# PASSAGE:
__________
Abstract

Various optimization problems in engineering and management are formulated as nonlinear programming problems. Because of the nonconvexity nature of this kind of problems, no efficient approach is available to derive the global optimum of the problems. How to locate a global optimal solution of a nonlinear programming problem is an important issue in optimization theory. In the last few decades, piecewise linearization methods have been widely applied to convert a nonlinear programming problem into a linear programming problem or a mixed-integer convex programming problem for obtaining an approximated global optimal solution. In the transformation process, extra binary variables, continuous variables, and constraints are introduced to reformulate the original problem. These extra variables and constraints mainly determine the solution efficiency of the converted problem. This study therefore provides a review of piecewise linearization methods and analyzes the computational efficiency of various piecewise linearization methods.
__________
# SUPPLIED DATA:
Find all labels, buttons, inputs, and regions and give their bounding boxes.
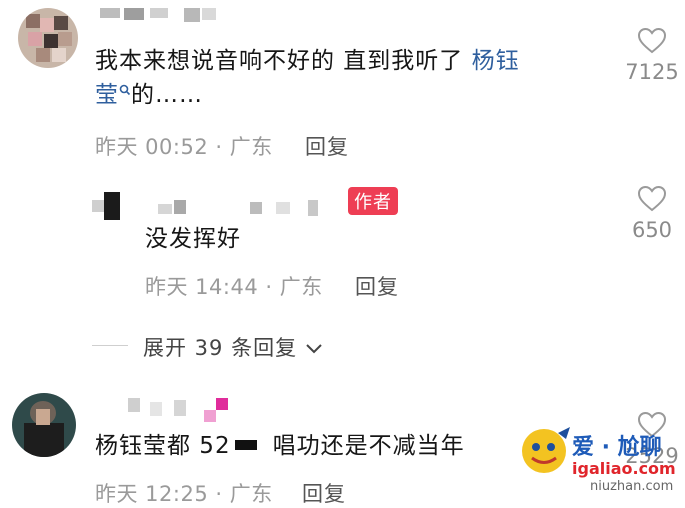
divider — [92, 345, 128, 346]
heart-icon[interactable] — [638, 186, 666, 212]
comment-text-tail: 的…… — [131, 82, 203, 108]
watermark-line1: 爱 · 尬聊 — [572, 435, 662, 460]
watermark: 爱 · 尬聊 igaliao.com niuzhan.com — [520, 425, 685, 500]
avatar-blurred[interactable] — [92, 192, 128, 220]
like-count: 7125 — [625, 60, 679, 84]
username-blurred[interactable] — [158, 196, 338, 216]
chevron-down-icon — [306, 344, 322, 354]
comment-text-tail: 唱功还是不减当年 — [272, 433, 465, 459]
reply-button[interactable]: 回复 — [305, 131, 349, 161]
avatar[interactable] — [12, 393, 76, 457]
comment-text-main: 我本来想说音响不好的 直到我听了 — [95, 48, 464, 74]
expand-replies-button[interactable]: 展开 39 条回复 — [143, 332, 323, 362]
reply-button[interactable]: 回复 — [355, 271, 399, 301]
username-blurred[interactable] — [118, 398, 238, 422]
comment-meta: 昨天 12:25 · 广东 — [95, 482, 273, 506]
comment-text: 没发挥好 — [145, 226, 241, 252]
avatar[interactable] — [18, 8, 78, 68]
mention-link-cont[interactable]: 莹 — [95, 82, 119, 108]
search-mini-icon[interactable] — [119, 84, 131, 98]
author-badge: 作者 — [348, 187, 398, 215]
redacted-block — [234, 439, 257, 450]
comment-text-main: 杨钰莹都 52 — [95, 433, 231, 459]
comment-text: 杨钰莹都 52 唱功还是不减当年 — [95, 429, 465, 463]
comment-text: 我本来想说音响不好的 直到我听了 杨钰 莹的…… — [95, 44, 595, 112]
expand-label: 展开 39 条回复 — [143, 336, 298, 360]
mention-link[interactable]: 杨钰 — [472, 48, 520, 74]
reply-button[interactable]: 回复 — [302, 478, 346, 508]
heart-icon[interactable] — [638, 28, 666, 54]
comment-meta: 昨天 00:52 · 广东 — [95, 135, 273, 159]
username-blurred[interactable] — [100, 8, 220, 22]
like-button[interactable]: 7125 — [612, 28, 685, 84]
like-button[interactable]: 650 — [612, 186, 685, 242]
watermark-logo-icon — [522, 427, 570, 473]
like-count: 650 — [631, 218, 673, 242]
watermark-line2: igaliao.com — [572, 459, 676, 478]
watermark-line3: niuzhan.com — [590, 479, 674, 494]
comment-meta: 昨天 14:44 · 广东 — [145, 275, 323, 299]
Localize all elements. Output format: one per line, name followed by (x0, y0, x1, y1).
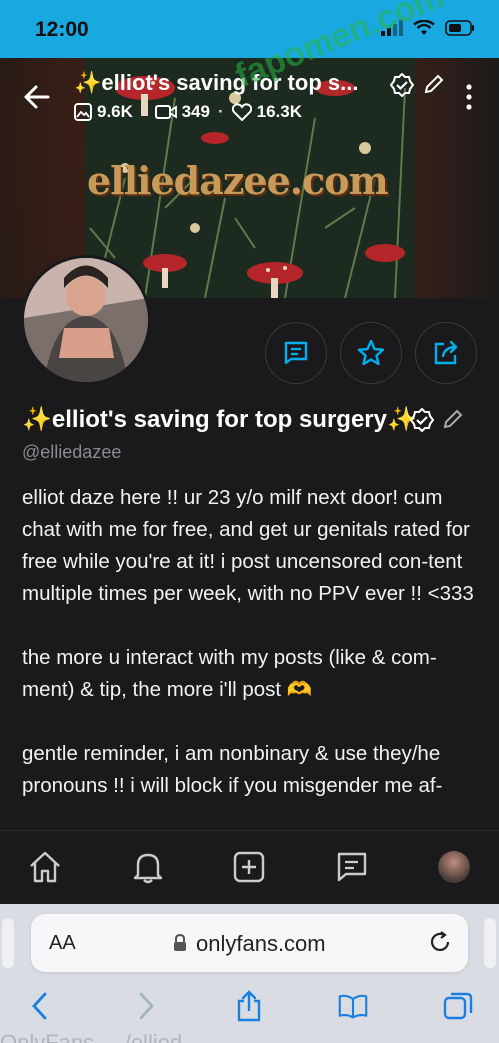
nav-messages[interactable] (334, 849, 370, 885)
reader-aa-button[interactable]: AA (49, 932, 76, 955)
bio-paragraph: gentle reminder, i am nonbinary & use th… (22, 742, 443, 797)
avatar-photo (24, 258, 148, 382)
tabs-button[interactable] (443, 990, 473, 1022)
__________
# PARTS OF THE EXERCISE:
1. According to the abstract, what mainly determines the solution efficiency of the converted problem?
2. Summarize the abstract in two sentences.

# ANSWERS GIVEN:
1. The extra binary variables, continuous variables, and constraints introduced during the transformation.

2. Many engineering and management problems are formulated as nonlinear programming problems, and because of their nonconvexity, no efficient approach is available for deriving their global optimum. Piecewise linearization methods convert these problems into linear or mixed-integer convex programs to obtain an approximated global optimal solution, and this study reviews these methods and analyzes their computational efficiency.